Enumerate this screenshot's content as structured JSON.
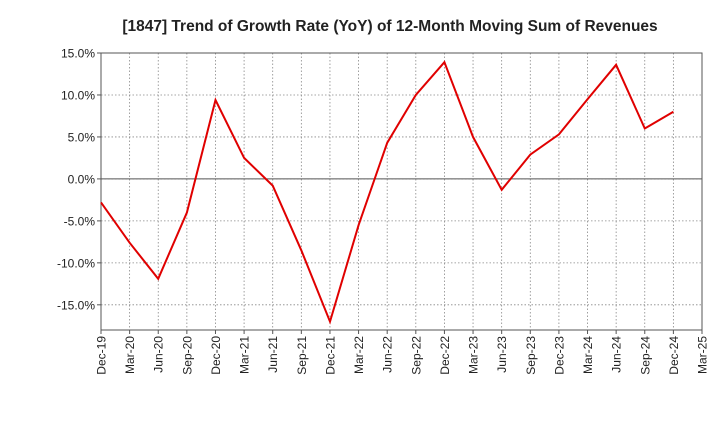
{
  "chart_data": {
    "type": "line",
    "title": "[1847]  Trend of Growth Rate (YoY) of 12-Month Moving Sum of Revenues",
    "xlabel": "",
    "ylabel": "",
    "ylim": [
      -18,
      15
    ],
    "yticks": [
      15.0,
      10.0,
      5.0,
      0.0,
      -5.0,
      -10.0,
      -15.0
    ],
    "ytick_labels": [
      "15.0%",
      "10.0%",
      "5.0%",
      "0.0%",
      "-5.0%",
      "-10.0%",
      "-15.0%"
    ],
    "x_tick_labels": [
      "Dec-19",
      "Mar-20",
      "Jun-20",
      "Sep-20",
      "Dec-20",
      "Mar-21",
      "Jun-21",
      "Sep-21",
      "Dec-21",
      "Mar-22",
      "Jun-22",
      "Sep-22",
      "Dec-22",
      "Mar-23",
      "Jun-23",
      "Sep-23",
      "Dec-23",
      "Mar-24",
      "Jun-24",
      "Sep-24",
      "Dec-24",
      "Mar-25"
    ],
    "grid": true,
    "series": [
      {
        "color": "#e00000",
        "x": [
          "Dec-19",
          "Mar-20",
          "Jun-20",
          "Sep-20",
          "Dec-20",
          "Mar-21",
          "Jun-21",
          "Sep-21",
          "Dec-21",
          "Mar-22",
          "Jun-22",
          "Sep-22",
          "Dec-22",
          "Mar-23",
          "Jun-23",
          "Sep-23",
          "Dec-23",
          "Mar-24",
          "Jun-24",
          "Sep-24",
          "Dec-24"
        ],
        "values": [
          -2.8,
          -7.6,
          -11.9,
          -4.0,
          9.4,
          2.5,
          -0.8,
          -8.5,
          -17.0,
          -5.5,
          4.3,
          10.0,
          13.9,
          5.0,
          -1.3,
          2.9,
          5.3,
          9.5,
          13.6,
          6.0,
          8.0
        ]
      }
    ]
  }
}
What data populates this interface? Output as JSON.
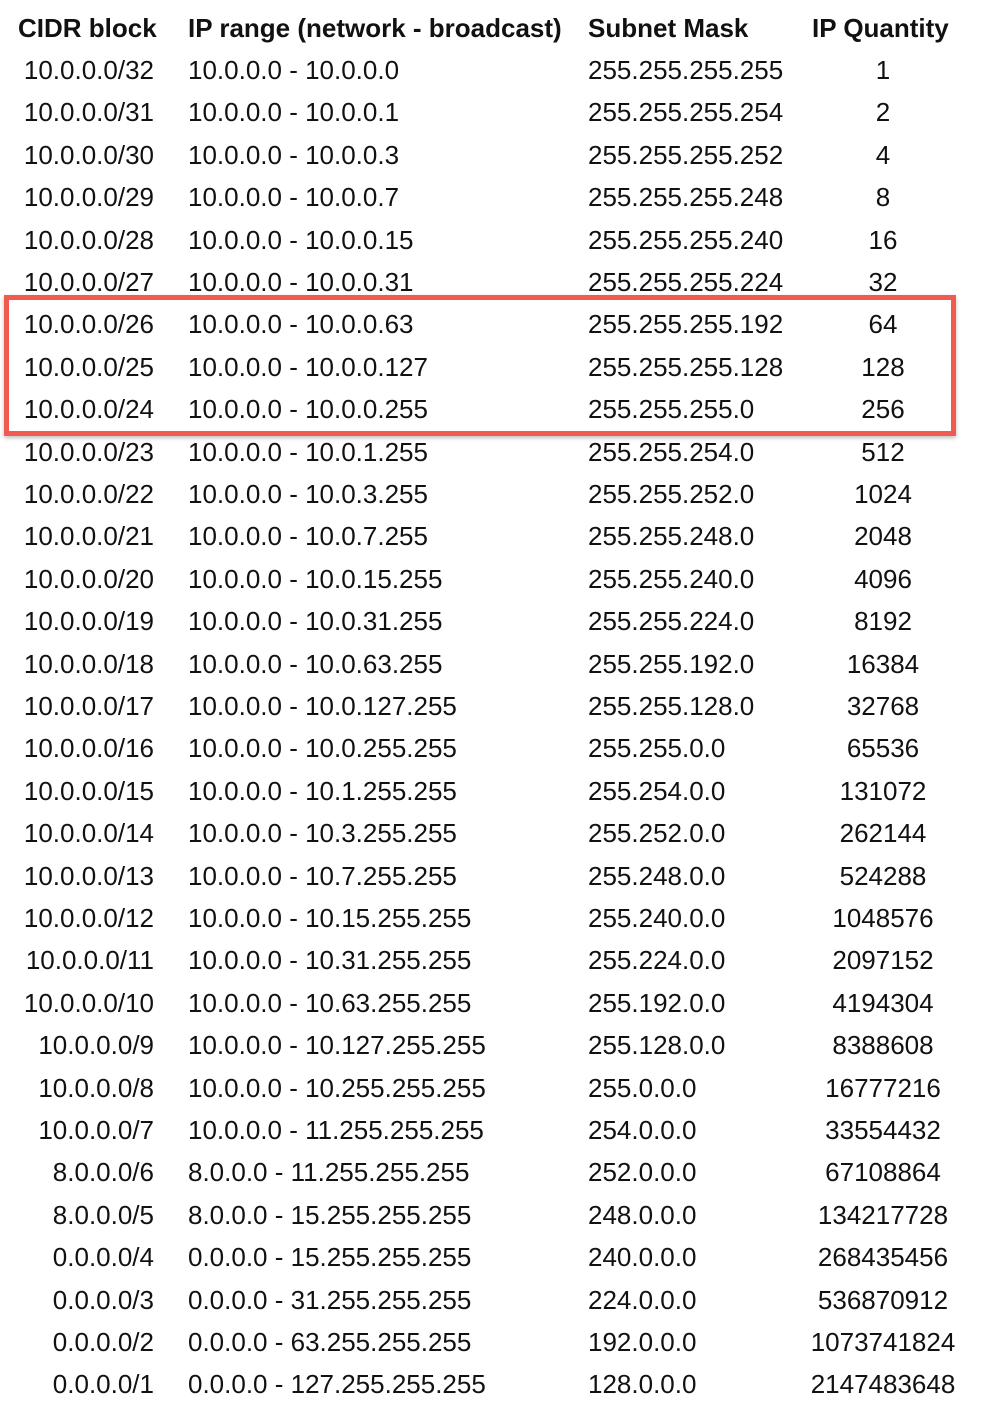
{
  "table": {
    "headers": {
      "cidr": "CIDR block",
      "range": "IP range (network - broadcast)",
      "mask": "Subnet Mask",
      "quantity": "IP Quantity"
    },
    "highlight_color": "#ef5b50",
    "highlighted_rows": [
      "10.0.0.0/26",
      "10.0.0.0/25",
      "10.0.0.0/24"
    ],
    "rows": [
      {
        "cidr": "10.0.0.0/32",
        "range": "10.0.0.0 - 10.0.0.0",
        "mask": "255.255.255.255",
        "quantity": "1"
      },
      {
        "cidr": "10.0.0.0/31",
        "range": "10.0.0.0 - 10.0.0.1",
        "mask": "255.255.255.254",
        "quantity": "2"
      },
      {
        "cidr": "10.0.0.0/30",
        "range": "10.0.0.0 - 10.0.0.3",
        "mask": "255.255.255.252",
        "quantity": "4"
      },
      {
        "cidr": "10.0.0.0/29",
        "range": "10.0.0.0 - 10.0.0.7",
        "mask": "255.255.255.248",
        "quantity": "8"
      },
      {
        "cidr": "10.0.0.0/28",
        "range": "10.0.0.0 - 10.0.0.15",
        "mask": "255.255.255.240",
        "quantity": "16"
      },
      {
        "cidr": "10.0.0.0/27",
        "range": "10.0.0.0 - 10.0.0.31",
        "mask": "255.255.255.224",
        "quantity": "32"
      },
      {
        "cidr": "10.0.0.0/26",
        "range": "10.0.0.0 - 10.0.0.63",
        "mask": "255.255.255.192",
        "quantity": "64"
      },
      {
        "cidr": "10.0.0.0/25",
        "range": "10.0.0.0 - 10.0.0.127",
        "mask": "255.255.255.128",
        "quantity": "128"
      },
      {
        "cidr": "10.0.0.0/24",
        "range": "10.0.0.0 - 10.0.0.255",
        "mask": "255.255.255.0",
        "quantity": "256"
      },
      {
        "cidr": "10.0.0.0/23",
        "range": "10.0.0.0 - 10.0.1.255",
        "mask": "255.255.254.0",
        "quantity": "512"
      },
      {
        "cidr": "10.0.0.0/22",
        "range": "10.0.0.0 - 10.0.3.255",
        "mask": "255.255.252.0",
        "quantity": "1024"
      },
      {
        "cidr": "10.0.0.0/21",
        "range": "10.0.0.0 - 10.0.7.255",
        "mask": "255.255.248.0",
        "quantity": "2048"
      },
      {
        "cidr": "10.0.0.0/20",
        "range": "10.0.0.0 - 10.0.15.255",
        "mask": "255.255.240.0",
        "quantity": "4096"
      },
      {
        "cidr": "10.0.0.0/19",
        "range": "10.0.0.0 - 10.0.31.255",
        "mask": "255.255.224.0",
        "quantity": "8192"
      },
      {
        "cidr": "10.0.0.0/18",
        "range": "10.0.0.0 - 10.0.63.255",
        "mask": "255.255.192.0",
        "quantity": "16384"
      },
      {
        "cidr": "10.0.0.0/17",
        "range": "10.0.0.0 - 10.0.127.255",
        "mask": "255.255.128.0",
        "quantity": "32768"
      },
      {
        "cidr": "10.0.0.0/16",
        "range": "10.0.0.0 - 10.0.255.255",
        "mask": "255.255.0.0",
        "quantity": "65536"
      },
      {
        "cidr": "10.0.0.0/15",
        "range": "10.0.0.0 - 10.1.255.255",
        "mask": "255.254.0.0",
        "quantity": "131072"
      },
      {
        "cidr": "10.0.0.0/14",
        "range": "10.0.0.0 - 10.3.255.255",
        "mask": "255.252.0.0",
        "quantity": "262144"
      },
      {
        "cidr": "10.0.0.0/13",
        "range": "10.0.0.0 - 10.7.255.255",
        "mask": "255.248.0.0",
        "quantity": "524288"
      },
      {
        "cidr": "10.0.0.0/12",
        "range": "10.0.0.0 - 10.15.255.255",
        "mask": "255.240.0.0",
        "quantity": "1048576"
      },
      {
        "cidr": "10.0.0.0/11",
        "range": "10.0.0.0 - 10.31.255.255",
        "mask": "255.224.0.0",
        "quantity": "2097152"
      },
      {
        "cidr": "10.0.0.0/10",
        "range": "10.0.0.0 - 10.63.255.255",
        "mask": "255.192.0.0",
        "quantity": "4194304"
      },
      {
        "cidr": "10.0.0.0/9",
        "range": "10.0.0.0 - 10.127.255.255",
        "mask": "255.128.0.0",
        "quantity": "8388608"
      },
      {
        "cidr": "10.0.0.0/8",
        "range": "10.0.0.0 - 10.255.255.255",
        "mask": "255.0.0.0",
        "quantity": "16777216"
      },
      {
        "cidr": "10.0.0.0/7",
        "range": "10.0.0.0 - 11.255.255.255",
        "mask": "254.0.0.0",
        "quantity": "33554432"
      },
      {
        "cidr": "8.0.0.0/6",
        "range": "8.0.0.0 - 11.255.255.255",
        "mask": "252.0.0.0",
        "quantity": "67108864"
      },
      {
        "cidr": "8.0.0.0/5",
        "range": "8.0.0.0 - 15.255.255.255",
        "mask": "248.0.0.0",
        "quantity": "134217728"
      },
      {
        "cidr": "0.0.0.0/4",
        "range": "0.0.0.0 - 15.255.255.255",
        "mask": "240.0.0.0",
        "quantity": "268435456"
      },
      {
        "cidr": "0.0.0.0/3",
        "range": "0.0.0.0 - 31.255.255.255",
        "mask": "224.0.0.0",
        "quantity": "536870912"
      },
      {
        "cidr": "0.0.0.0/2",
        "range": "0.0.0.0 - 63.255.255.255",
        "mask": "192.0.0.0",
        "quantity": "1073741824"
      },
      {
        "cidr": "0.0.0.0/1",
        "range": "0.0.0.0 - 127.255.255.255",
        "mask": "128.0.0.0",
        "quantity": "2147483648"
      }
    ]
  }
}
---+---
TASK DESCRIPTION:
Quote every entry exactly, with the pictures omitted.

RESULT OF THE TASK:
Enumerate this screenshot's content as structured JSON.
{
  "chart_data": {
    "type": "line",
    "title": "[1847]  Trend of Growth Rate (YoY) of 12-Month Moving Sum of Revenues",
    "xlabel": "",
    "ylabel": "",
    "ylim": [
      -18,
      15
    ],
    "yticks": [
      15.0,
      10.0,
      5.0,
      0.0,
      -5.0,
      -10.0,
      -15.0
    ],
    "ytick_labels": [
      "15.0%",
      "10.0%",
      "5.0%",
      "0.0%",
      "-5.0%",
      "-10.0%",
      "-15.0%"
    ],
    "x_tick_labels": [
      "Dec-19",
      "Mar-20",
      "Jun-20",
      "Sep-20",
      "Dec-20",
      "Mar-21",
      "Jun-21",
      "Sep-21",
      "Dec-21",
      "Mar-22",
      "Jun-22",
      "Sep-22",
      "Dec-22",
      "Mar-23",
      "Jun-23",
      "Sep-23",
      "Dec-23",
      "Mar-24",
      "Jun-24",
      "Sep-24",
      "Dec-24",
      "Mar-25"
    ],
    "grid": true,
    "series": [
      {
        "color": "#e00000",
        "x": [
          "Dec-19",
          "Mar-20",
          "Jun-20",
          "Sep-20",
          "Dec-20",
          "Mar-21",
          "Jun-21",
          "Sep-21",
          "Dec-21",
          "Mar-22",
          "Jun-22",
          "Sep-22",
          "Dec-22",
          "Mar-23",
          "Jun-23",
          "Sep-23",
          "Dec-23",
          "Mar-24",
          "Jun-24",
          "Sep-24",
          "Dec-24"
        ],
        "values": [
          -2.8,
          -7.6,
          -11.9,
          -4.0,
          9.4,
          2.5,
          -0.8,
          -8.5,
          -17.0,
          -5.5,
          4.3,
          10.0,
          13.9,
          5.0,
          -1.3,
          2.9,
          5.3,
          9.5,
          13.6,
          6.0,
          8.0
        ]
      }
    ]
  }
}
What data populates this interface? Output as JSON.
{
  "table": {
    "headers": {
      "cidr": "CIDR block",
      "range": "IP range (network - broadcast)",
      "mask": "Subnet Mask",
      "quantity": "IP Quantity"
    },
    "highlight_color": "#ef5b50",
    "highlighted_rows": [
      "10.0.0.0/26",
      "10.0.0.0/25",
      "10.0.0.0/24"
    ],
    "rows": [
      {
        "cidr": "10.0.0.0/32",
        "range": "10.0.0.0 - 10.0.0.0",
        "mask": "255.255.255.255",
        "quantity": "1"
      },
      {
        "cidr": "10.0.0.0/31",
        "range": "10.0.0.0 - 10.0.0.1",
        "mask": "255.255.255.254",
        "quantity": "2"
      },
      {
        "cidr": "10.0.0.0/30",
        "range": "10.0.0.0 - 10.0.0.3",
        "mask": "255.255.255.252",
        "quantity": "4"
      },
      {
        "cidr": "10.0.0.0/29",
        "range": "10.0.0.0 - 10.0.0.7",
        "mask": "255.255.255.248",
        "quantity": "8"
      },
      {
        "cidr": "10.0.0.0/28",
        "range": "10.0.0.0 - 10.0.0.15",
        "mask": "255.255.255.240",
        "quantity": "16"
      },
      {
        "cidr": "10.0.0.0/27",
        "range": "10.0.0.0 - 10.0.0.31",
        "mask": "255.255.255.224",
        "quantity": "32"
      },
      {
        "cidr": "10.0.0.0/26",
        "range": "10.0.0.0 - 10.0.0.63",
        "mask": "255.255.255.192",
        "quantity": "64"
      },
      {
        "cidr": "10.0.0.0/25",
        "range": "10.0.0.0 - 10.0.0.127",
        "mask": "255.255.255.128",
        "quantity": "128"
      },
      {
        "cidr": "10.0.0.0/24",
        "range": "10.0.0.0 - 10.0.0.255",
        "mask": "255.255.255.0",
        "quantity": "256"
      },
      {
        "cidr": "10.0.0.0/23",
        "range": "10.0.0.0 - 10.0.1.255",
        "mask": "255.255.254.0",
        "quantity": "512"
      },
      {
        "cidr": "10.0.0.0/22",
        "range": "10.0.0.0 - 10.0.3.255",
        "mask": "255.255.252.0",
        "quantity": "1024"
      },
      {
        "cidr": "10.0.0.0/21",
        "range": "10.0.0.0 - 10.0.7.255",
        "mask": "255.255.248.0",
        "quantity": "2048"
      },
      {
        "cidr": "10.0.0.0/20",
        "range": "10.0.0.0 - 10.0.15.255",
        "mask": "255.255.240.0",
        "quantity": "4096"
      },
      {
        "cidr": "10.0.0.0/19",
        "range": "10.0.0.0 - 10.0.31.255",
        "mask": "255.255.224.0",
        "quantity": "8192"
      },
      {
        "cidr": "10.0.0.0/18",
        "range": "10.0.0.0 - 10.0.63.255",
        "mask": "255.255.192.0",
        "quantity": "16384"
      },
      {
        "cidr": "10.0.0.0/17",
        "range": "10.0.0.0 - 10.0.127.255",
        "mask": "255.255.128.0",
        "quantity": "32768"
      },
      {
        "cidr": "10.0.0.0/16",
        "range": "10.0.0.0 - 10.0.255.255",
        "mask": "255.255.0.0",
        "quantity": "65536"
      },
      {
        "cidr": "10.0.0.0/15",
        "range": "10.0.0.0 - 10.1.255.255",
        "mask": "255.254.0.0",
        "quantity": "131072"
      },
      {
        "cidr": "10.0.0.0/14",
        "range": "10.0.0.0 - 10.3.255.255",
        "mask": "255.252.0.0",
        "quantity": "262144"
      },
      {
        "cidr": "10.0.0.0/13",
        "range": "10.0.0.0 - 10.7.255.255",
        "mask": "255.248.0.0",
        "quantity": "524288"
      },
      {
        "cidr": "10.0.0.0/12",
        "range": "10.0.0.0 - 10.15.255.255",
        "mask": "255.240.0.0",
        "quantity": "1048576"
      },
      {
        "cidr": "10.0.0.0/11",
        "range": "10.0.0.0 - 10.31.255.255",
        "mask": "255.224.0.0",
        "quantity": "2097152"
      },
      {
        "cidr": "10.0.0.0/10",
        "range": "10.0.0.0 - 10.63.255.255",
        "mask": "255.192.0.0",
        "quantity": "4194304"
      },
      {
        "cidr": "10.0.0.0/9",
        "range": "10.0.0.0 - 10.127.255.255",
        "mask": "255.128.0.0",
        "quantity": "8388608"
      },
      {
        "cidr": "10.0.0.0/8",
        "range": "10.0.0.0 - 10.255.255.255",
        "mask": "255.0.0.0",
        "quantity": "16777216"
      },
      {
        "cidr": "10.0.0.0/7",
        "range": "10.0.0.0 - 11.255.255.255",
        "mask": "254.0.0.0",
        "quantity": "33554432"
      },
      {
        "cidr": "8.0.0.0/6",
        "range": "8.0.0.0 - 11.255.255.255",
        "mask": "252.0.0.0",
        "quantity": "67108864"
      },
      {
        "cidr": "8.0.0.0/5",
        "range": "8.0.0.0 - 15.255.255.255",
        "mask": "248.0.0.0",
        "quantity": "134217728"
      },
      {
        "cidr": "0.0.0.0/4",
        "range": "0.0.0.0 - 15.255.255.255",
        "mask": "240.0.0.0",
        "quantity": "268435456"
      },
      {
        "cidr": "0.0.0.0/3",
        "range": "0.0.0.0 - 31.255.255.255",
        "mask": "224.0.0.0",
        "quantity": "536870912"
      },
      {
        "cidr": "0.0.0.0/2",
        "range": "0.0.0.0 - 63.255.255.255",
        "mask": "192.0.0.0",
        "quantity": "1073741824"
      },
      {
        "cidr": "0.0.0.0/1",
        "range": "0.0.0.0 - 127.255.255.255",
        "mask": "128.0.0.0",
        "quantity": "2147483648"
      }
    ]
  }
}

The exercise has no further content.